▶ _Stated exercise_
Without the pictures, copy all the entries below exactly.

▶ _Records for the exercise_
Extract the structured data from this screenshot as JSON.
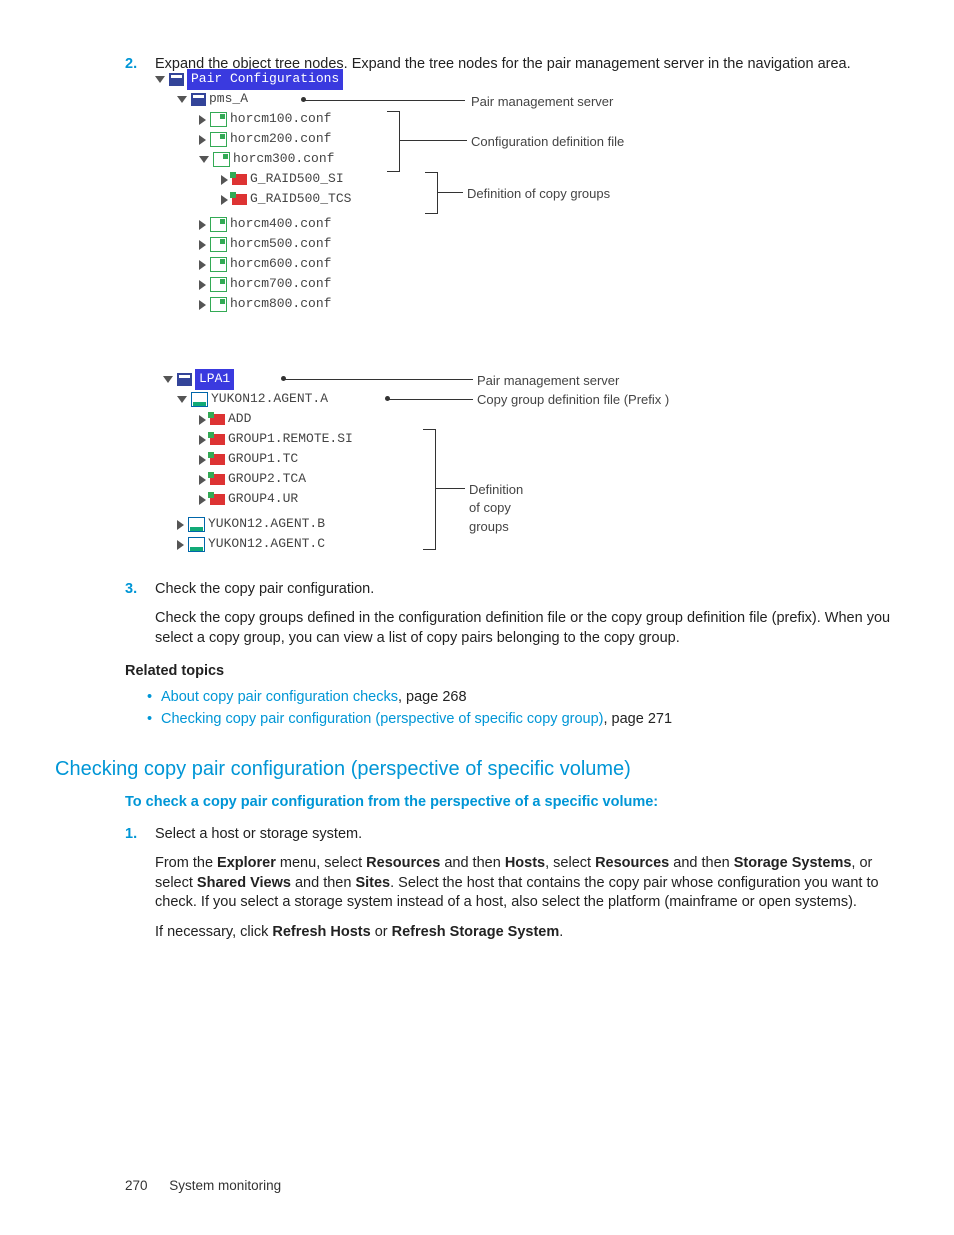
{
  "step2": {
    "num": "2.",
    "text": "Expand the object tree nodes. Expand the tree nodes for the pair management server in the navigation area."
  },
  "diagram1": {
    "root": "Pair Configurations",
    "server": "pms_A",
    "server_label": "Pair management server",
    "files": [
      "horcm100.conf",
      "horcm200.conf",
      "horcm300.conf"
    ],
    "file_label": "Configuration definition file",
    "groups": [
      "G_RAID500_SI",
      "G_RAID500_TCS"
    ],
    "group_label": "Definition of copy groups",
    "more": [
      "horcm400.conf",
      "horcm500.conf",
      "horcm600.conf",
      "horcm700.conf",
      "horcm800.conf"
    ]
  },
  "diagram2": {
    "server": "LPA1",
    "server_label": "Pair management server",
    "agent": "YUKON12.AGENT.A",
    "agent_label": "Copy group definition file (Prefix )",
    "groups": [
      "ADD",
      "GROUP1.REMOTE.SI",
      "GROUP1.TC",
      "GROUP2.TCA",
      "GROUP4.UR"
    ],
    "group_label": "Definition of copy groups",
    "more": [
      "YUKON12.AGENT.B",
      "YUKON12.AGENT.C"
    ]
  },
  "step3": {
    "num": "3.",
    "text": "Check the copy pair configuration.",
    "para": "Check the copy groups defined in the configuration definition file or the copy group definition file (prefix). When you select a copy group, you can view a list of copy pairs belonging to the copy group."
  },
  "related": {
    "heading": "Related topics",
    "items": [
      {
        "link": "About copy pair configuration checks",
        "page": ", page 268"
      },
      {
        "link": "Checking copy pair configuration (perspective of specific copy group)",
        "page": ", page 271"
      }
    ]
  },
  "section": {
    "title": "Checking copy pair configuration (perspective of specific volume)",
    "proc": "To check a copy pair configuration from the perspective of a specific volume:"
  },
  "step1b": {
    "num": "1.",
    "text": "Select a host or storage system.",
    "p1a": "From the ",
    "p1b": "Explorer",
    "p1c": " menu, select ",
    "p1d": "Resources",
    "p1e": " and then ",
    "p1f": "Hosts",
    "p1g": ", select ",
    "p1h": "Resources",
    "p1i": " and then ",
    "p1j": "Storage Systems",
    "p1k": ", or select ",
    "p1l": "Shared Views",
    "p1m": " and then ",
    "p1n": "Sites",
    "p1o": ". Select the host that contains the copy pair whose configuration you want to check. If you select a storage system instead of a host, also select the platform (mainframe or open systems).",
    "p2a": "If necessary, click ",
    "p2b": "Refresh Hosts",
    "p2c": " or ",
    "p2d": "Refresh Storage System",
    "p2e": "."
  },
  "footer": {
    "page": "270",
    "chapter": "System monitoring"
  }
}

▶ _The reply_
Extract the structured data from this screenshot as JSON.
{
  "step2": {
    "num": "2.",
    "text": "Expand the object tree nodes. Expand the tree nodes for the pair management server in the navigation area."
  },
  "diagram1": {
    "root": "Pair Configurations",
    "server": "pms_A",
    "server_label": "Pair management server",
    "files": [
      "horcm100.conf",
      "horcm200.conf",
      "horcm300.conf"
    ],
    "file_label": "Configuration definition file",
    "groups": [
      "G_RAID500_SI",
      "G_RAID500_TCS"
    ],
    "group_label": "Definition of copy groups",
    "more": [
      "horcm400.conf",
      "horcm500.conf",
      "horcm600.conf",
      "horcm700.conf",
      "horcm800.conf"
    ]
  },
  "diagram2": {
    "server": "LPA1",
    "server_label": "Pair management server",
    "agent": "YUKON12.AGENT.A",
    "agent_label": "Copy group definition file (Prefix )",
    "groups": [
      "ADD",
      "GROUP1.REMOTE.SI",
      "GROUP1.TC",
      "GROUP2.TCA",
      "GROUP4.UR"
    ],
    "group_label": "Definition of copy groups",
    "more": [
      "YUKON12.AGENT.B",
      "YUKON12.AGENT.C"
    ]
  },
  "step3": {
    "num": "3.",
    "text": "Check the copy pair configuration.",
    "para": "Check the copy groups defined in the configuration definition file or the copy group definition file (prefix). When you select a copy group, you can view a list of copy pairs belonging to the copy group."
  },
  "related": {
    "heading": "Related topics",
    "items": [
      {
        "link": "About copy pair configuration checks",
        "page": ", page 268"
      },
      {
        "link": "Checking copy pair configuration (perspective of specific copy group)",
        "page": ", page 271"
      }
    ]
  },
  "section": {
    "title": "Checking copy pair configuration (perspective of specific volume)",
    "proc": "To check a copy pair configuration from the perspective of a specific volume:"
  },
  "step1b": {
    "num": "1.",
    "text": "Select a host or storage system.",
    "p1a": "From the ",
    "p1b": "Explorer",
    "p1c": " menu, select ",
    "p1d": "Resources",
    "p1e": " and then ",
    "p1f": "Hosts",
    "p1g": ", select ",
    "p1h": "Resources",
    "p1i": " and then ",
    "p1j": "Storage Systems",
    "p1k": ", or select ",
    "p1l": "Shared Views",
    "p1m": " and then ",
    "p1n": "Sites",
    "p1o": ". Select the host that contains the copy pair whose configuration you want to check. If you select a storage system instead of a host, also select the platform (mainframe or open systems).",
    "p2a": "If necessary, click ",
    "p2b": "Refresh Hosts",
    "p2c": " or ",
    "p2d": "Refresh Storage System",
    "p2e": "."
  },
  "footer": {
    "page": "270",
    "chapter": "System monitoring"
  }
}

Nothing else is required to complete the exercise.